§ **Your task**
Determine which lines of the records include the word "stars", and copy them.

[Data entries for graphics]
* start *

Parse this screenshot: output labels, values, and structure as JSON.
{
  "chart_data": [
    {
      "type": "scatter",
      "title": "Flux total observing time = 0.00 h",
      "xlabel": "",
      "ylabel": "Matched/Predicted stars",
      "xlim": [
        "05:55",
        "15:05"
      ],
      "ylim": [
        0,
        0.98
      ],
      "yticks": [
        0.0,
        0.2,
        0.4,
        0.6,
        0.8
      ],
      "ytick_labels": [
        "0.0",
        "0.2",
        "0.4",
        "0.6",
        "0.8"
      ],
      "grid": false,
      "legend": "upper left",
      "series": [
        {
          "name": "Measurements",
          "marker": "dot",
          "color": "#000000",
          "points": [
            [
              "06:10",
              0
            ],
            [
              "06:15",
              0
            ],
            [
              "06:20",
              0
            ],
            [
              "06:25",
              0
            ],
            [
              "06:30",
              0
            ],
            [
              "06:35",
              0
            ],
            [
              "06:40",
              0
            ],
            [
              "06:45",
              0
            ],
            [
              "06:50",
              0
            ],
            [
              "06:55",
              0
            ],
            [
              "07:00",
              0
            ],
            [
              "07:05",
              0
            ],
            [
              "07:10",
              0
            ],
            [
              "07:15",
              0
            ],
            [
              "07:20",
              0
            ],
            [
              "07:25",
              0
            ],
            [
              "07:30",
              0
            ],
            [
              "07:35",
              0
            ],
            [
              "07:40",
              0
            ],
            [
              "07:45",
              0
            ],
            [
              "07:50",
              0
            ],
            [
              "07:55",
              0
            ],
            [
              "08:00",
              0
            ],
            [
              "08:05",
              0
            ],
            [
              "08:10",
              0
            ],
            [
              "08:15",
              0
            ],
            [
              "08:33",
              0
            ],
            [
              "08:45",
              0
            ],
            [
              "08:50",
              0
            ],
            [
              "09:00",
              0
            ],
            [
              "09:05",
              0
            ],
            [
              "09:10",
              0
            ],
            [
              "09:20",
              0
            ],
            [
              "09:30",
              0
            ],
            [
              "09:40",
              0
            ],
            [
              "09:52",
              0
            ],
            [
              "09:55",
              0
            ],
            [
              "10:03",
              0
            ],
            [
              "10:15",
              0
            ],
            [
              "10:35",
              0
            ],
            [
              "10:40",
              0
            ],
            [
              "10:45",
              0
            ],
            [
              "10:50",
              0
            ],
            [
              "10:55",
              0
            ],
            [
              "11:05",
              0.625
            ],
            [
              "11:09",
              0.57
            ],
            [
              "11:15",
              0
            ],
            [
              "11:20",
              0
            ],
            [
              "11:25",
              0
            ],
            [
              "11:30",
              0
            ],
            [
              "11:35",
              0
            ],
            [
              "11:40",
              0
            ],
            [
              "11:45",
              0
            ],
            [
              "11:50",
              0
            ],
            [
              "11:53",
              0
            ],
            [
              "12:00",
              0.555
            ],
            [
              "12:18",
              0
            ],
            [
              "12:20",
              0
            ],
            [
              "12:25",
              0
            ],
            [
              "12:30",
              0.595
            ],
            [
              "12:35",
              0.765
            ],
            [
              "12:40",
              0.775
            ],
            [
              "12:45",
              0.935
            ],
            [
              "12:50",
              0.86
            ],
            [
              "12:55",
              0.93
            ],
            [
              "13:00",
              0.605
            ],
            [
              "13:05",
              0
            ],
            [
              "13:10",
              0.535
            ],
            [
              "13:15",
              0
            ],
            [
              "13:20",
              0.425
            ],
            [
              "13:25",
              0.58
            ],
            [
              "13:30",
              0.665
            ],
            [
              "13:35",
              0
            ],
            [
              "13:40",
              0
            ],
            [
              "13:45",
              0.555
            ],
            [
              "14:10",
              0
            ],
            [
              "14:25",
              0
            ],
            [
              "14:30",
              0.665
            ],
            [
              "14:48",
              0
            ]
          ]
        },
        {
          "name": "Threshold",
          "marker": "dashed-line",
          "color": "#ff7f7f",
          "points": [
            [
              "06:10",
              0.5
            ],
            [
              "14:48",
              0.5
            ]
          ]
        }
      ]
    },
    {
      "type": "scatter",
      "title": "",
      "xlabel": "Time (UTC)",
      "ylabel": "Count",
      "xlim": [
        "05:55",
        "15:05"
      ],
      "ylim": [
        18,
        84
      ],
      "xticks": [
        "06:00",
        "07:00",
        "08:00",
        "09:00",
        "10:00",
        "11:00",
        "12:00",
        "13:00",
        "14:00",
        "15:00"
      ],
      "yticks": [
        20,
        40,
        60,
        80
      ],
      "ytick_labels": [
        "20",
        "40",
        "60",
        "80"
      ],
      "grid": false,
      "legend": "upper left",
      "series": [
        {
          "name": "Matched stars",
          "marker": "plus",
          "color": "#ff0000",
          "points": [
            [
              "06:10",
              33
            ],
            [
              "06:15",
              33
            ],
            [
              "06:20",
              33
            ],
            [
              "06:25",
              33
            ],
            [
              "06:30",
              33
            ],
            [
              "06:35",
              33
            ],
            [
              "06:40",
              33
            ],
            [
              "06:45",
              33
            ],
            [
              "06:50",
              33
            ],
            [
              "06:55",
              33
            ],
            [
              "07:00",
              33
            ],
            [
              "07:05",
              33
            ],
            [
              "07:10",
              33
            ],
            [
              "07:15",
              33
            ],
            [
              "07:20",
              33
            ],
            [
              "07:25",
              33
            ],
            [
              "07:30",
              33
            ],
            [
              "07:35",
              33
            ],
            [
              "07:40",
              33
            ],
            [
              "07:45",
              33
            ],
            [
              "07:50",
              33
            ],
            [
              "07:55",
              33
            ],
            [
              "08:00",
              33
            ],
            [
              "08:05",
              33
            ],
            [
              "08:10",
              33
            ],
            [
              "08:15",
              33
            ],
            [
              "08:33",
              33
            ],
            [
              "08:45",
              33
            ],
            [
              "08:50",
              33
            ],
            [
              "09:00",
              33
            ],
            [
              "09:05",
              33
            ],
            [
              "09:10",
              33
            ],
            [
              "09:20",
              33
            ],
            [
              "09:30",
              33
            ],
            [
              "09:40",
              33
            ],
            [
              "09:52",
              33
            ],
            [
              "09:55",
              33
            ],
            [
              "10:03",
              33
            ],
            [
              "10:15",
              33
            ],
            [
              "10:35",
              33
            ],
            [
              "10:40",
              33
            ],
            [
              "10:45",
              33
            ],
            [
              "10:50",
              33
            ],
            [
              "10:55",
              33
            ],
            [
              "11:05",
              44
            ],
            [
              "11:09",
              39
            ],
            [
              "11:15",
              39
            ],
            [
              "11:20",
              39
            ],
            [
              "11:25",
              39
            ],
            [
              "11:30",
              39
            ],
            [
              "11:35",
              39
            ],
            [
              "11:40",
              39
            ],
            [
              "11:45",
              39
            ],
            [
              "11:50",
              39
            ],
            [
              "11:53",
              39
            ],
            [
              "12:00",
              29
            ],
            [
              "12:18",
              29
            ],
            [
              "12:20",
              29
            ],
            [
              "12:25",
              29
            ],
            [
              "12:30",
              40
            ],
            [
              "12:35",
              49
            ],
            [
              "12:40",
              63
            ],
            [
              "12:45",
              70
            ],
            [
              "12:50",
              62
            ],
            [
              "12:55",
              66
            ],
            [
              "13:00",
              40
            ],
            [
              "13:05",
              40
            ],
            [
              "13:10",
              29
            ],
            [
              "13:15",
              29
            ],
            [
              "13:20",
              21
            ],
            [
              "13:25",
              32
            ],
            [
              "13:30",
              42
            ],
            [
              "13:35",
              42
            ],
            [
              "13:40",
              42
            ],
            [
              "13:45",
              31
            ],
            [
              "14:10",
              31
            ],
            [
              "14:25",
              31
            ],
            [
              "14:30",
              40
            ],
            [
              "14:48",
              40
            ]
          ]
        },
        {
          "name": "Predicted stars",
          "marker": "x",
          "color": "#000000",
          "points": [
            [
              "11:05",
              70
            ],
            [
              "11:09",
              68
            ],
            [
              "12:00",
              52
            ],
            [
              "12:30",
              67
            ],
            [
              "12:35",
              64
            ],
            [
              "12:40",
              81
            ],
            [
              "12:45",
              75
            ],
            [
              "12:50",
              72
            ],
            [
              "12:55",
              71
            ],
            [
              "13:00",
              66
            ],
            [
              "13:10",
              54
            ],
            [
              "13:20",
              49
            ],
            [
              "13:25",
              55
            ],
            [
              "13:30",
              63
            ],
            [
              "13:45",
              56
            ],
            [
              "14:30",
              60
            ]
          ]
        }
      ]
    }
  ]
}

* end *

§ **Solution for this problem**
      "ylabel": "Matched/Predicted stars",
          "name": "Matched stars",
          "name": "Predicted stars",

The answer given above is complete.